## Your task
Copy every line of the listing exactly.
* * * * *
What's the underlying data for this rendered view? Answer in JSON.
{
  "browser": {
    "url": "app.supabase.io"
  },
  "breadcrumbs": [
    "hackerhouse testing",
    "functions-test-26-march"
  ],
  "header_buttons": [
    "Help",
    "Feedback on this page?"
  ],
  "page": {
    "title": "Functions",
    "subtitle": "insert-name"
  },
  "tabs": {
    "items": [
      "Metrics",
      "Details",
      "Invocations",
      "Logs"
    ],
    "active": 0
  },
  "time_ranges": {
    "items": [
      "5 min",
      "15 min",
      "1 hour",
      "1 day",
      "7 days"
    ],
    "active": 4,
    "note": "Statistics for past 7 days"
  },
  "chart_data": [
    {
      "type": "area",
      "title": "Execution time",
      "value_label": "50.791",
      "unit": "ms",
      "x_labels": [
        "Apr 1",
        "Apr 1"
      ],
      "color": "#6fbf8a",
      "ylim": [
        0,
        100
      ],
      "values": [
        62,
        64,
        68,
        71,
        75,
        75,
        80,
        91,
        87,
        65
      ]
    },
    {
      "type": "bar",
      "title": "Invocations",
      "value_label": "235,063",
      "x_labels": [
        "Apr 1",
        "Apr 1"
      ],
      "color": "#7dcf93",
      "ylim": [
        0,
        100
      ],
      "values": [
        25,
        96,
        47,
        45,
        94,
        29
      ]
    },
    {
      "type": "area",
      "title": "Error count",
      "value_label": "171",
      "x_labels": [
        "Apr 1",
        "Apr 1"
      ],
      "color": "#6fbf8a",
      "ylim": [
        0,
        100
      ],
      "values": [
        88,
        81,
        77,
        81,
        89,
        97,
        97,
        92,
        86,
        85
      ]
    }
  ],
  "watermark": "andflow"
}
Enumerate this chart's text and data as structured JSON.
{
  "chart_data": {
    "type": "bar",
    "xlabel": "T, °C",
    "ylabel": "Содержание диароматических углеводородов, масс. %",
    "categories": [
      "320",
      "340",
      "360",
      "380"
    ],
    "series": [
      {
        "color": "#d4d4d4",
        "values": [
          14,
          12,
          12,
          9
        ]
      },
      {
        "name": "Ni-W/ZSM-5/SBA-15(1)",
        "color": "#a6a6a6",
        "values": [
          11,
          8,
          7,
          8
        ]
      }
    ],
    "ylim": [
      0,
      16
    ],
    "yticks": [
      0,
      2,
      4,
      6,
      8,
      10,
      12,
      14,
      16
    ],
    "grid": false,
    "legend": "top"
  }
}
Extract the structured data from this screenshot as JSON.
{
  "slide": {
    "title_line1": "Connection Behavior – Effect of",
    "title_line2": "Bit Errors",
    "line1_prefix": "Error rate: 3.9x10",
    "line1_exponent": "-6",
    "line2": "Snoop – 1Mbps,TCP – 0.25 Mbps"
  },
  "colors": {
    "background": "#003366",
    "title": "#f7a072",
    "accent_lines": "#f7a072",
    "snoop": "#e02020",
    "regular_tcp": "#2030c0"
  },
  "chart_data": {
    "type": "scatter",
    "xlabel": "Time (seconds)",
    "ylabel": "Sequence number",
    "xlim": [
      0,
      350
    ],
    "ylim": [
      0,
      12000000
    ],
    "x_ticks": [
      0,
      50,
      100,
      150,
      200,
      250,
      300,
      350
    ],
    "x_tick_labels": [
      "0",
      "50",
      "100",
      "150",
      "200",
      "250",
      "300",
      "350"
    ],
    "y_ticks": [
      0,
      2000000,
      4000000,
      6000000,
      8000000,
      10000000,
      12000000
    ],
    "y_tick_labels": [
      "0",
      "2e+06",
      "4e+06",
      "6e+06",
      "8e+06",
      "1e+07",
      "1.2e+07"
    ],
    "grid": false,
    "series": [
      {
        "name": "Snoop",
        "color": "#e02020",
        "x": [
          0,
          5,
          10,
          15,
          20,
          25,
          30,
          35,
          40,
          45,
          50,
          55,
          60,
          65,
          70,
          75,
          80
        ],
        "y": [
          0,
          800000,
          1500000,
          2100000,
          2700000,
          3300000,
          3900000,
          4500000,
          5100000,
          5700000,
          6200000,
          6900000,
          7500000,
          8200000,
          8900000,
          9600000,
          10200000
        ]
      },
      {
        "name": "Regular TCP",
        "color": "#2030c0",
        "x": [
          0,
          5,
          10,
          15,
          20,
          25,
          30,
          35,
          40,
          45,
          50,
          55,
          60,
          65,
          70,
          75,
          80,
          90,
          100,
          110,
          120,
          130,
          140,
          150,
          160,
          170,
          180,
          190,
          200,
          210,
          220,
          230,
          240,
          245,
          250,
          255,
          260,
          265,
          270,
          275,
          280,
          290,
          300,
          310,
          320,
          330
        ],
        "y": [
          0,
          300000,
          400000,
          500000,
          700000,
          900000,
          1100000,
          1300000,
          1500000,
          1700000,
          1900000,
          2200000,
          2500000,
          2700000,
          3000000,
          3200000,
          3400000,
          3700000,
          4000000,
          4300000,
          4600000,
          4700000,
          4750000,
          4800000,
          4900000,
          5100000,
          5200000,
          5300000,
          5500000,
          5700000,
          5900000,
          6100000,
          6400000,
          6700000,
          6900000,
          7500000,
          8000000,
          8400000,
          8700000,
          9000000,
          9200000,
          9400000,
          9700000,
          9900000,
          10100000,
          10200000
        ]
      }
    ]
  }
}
* * * * *
## Expected output
What's the underlying data for this rendered view? Answer in JSON.
{
  "browser": {
    "url": "app.supabase.io"
  },
  "breadcrumbs": [
    "hackerhouse testing",
    "functions-test-26-march"
  ],
  "header_buttons": [
    "Help",
    "Feedback on this page?"
  ],
  "page": {
    "title": "Functions",
    "subtitle": "insert-name"
  },
  "tabs": {
    "items": [
      "Metrics",
      "Details",
      "Invocations",
      "Logs"
    ],
    "active": 0
  },
  "time_ranges": {
    "items": [
      "5 min",
      "15 min",
      "1 hour",
      "1 day",
      "7 days"
    ],
    "active": 4,
    "note": "Statistics for past 7 days"
  },
  "chart_data": [
    {
      "type": "area",
      "title": "Execution time",
      "value_label": "50.791",
      "unit": "ms",
      "x_labels": [
        "Apr 1",
        "Apr 1"
      ],
      "color": "#6fbf8a",
      "ylim": [
        0,
        100
      ],
      "values": [
        62,
        64,
        68,
        71,
        75,
        75,
        80,
        91,
        87,
        65
      ]
    },
    {
      "type": "bar",
      "title": "Invocations",
      "value_label": "235,063",
      "x_labels": [
        "Apr 1",
        "Apr 1"
      ],
      "color": "#7dcf93",
      "ylim": [
        0,
        100
      ],
      "values": [
        25,
        96,
        47,
        45,
        94,
        29
      ]
    },
    {
      "type": "area",
      "title": "Error count",
      "value_label": "171",
      "x_labels": [
        "Apr 1",
        "Apr 1"
      ],
      "color": "#6fbf8a",
      "ylim": [
        0,
        100
      ],
      "values": [
        88,
        81,
        77,
        81,
        89,
        97,
        97,
        92,
        86,
        85
      ]
    }
  ],
  "watermark": "andflow"
}
Enumerate this chart's text and data as structured JSON.
{
  "chart_data": {
    "type": "bar",
    "xlabel": "T, °C",
    "ylabel": "Содержание диароматических углеводородов, масс. %",
    "categories": [
      "320",
      "340",
      "360",
      "380"
    ],
    "series": [
      {
        "color": "#d4d4d4",
        "values": [
          14,
          12,
          12,
          9
        ]
      },
      {
        "name": "Ni-W/ZSM-5/SBA-15(1)",
        "color": "#a6a6a6",
        "values": [
          11,
          8,
          7,
          8
        ]
      }
    ],
    "ylim": [
      0,
      16
    ],
    "yticks": [
      0,
      2,
      4,
      6,
      8,
      10,
      12,
      14,
      16
    ],
    "grid": false,
    "legend": "top"
  }
}
Extract the structured data from this screenshot as JSON.
{
  "slide": {
    "title_line1": "Connection Behavior – Effect of",
    "title_line2": "Bit Errors",
    "line1_prefix": "Error rate: 3.9x10",
    "line1_exponent": "-6",
    "line2": "Snoop – 1Mbps,TCP – 0.25 Mbps"
  },
  "colors": {
    "background": "#003366",
    "title": "#f7a072",
    "accent_lines": "#f7a072",
    "snoop": "#e02020",
    "regular_tcp": "#2030c0"
  },
  "chart_data": {
    "type": "scatter",
    "xlabel": "Time (seconds)",
    "ylabel": "Sequence number",
    "xlim": [
      0,
      350
    ],
    "ylim": [
      0,
      12000000
    ],
    "x_ticks": [
      0,
      50,
      100,
      150,
      200,
      250,
      300,
      350
    ],
    "x_tick_labels": [
      "0",
      "50",
      "100",
      "150",
      "200",
      "250",
      "300",
      "350"
    ],
    "y_ticks": [
      0,
      2000000,
      4000000,
      6000000,
      8000000,
      10000000,
      12000000
    ],
    "y_tick_labels": [
      "0",
      "2e+06",
      "4e+06",
      "6e+06",
      "8e+06",
      "1e+07",
      "1.2e+07"
    ],
    "grid": false,
    "series": [
      {
        "name": "Snoop",
        "color": "#e02020",
        "x": [
          0,
          5,
          10,
          15,
          20,
          25,
          30,
          35,
          40,
          45,
          50,
          55,
          60,
          65,
          70,
          75,
          80
        ],
        "y": [
          0,
          800000,
          1500000,
          2100000,
          2700000,
          3300000,
          3900000,
          4500000,
          5100000,
          5700000,
          6200000,
          6900000,
          7500000,
          8200000,
          8900000,
          9600000,
          10200000
        ]
      },
      {
        "name": "Regular TCP",
        "color": "#2030c0",
        "x": [
          0,
          5,
          10,
          15,
          20,
          25,
          30,
          35,
          40,
          45,
          50,
          55,
          60,
          65,
          70,
          75,
          80,
          90,
          100,
          110,
          120,
          130,
          140,
          150,
          160,
          170,
          180,
          190,
          200,
          210,
          220,
          230,
          240,
          245,
          250,
          255,
          260,
          265,
          270,
          275,
          280,
          290,
          300,
          310,
          320,
          330
        ],
        "y": [
          0,
          300000,
          400000,
          500000,
          700000,
          900000,
          1100000,
          1300000,
          1500000,
          1700000,
          1900000,
          2200000,
          2500000,
          2700000,
          3000000,
          3200000,
          3400000,
          3700000,
          4000000,
          4300000,
          4600000,
          4700000,
          4750000,
          4800000,
          4900000,
          5100000,
          5200000,
          5300000,
          5500000,
          5700000,
          5900000,
          6100000,
          6400000,
          6700000,
          6900000,
          7500000,
          8000000,
          8400000,
          8700000,
          9000000,
          9200000,
          9400000,
          9700000,
          9900000,
          10100000,
          10200000
        ]
      }
    ]
  }
}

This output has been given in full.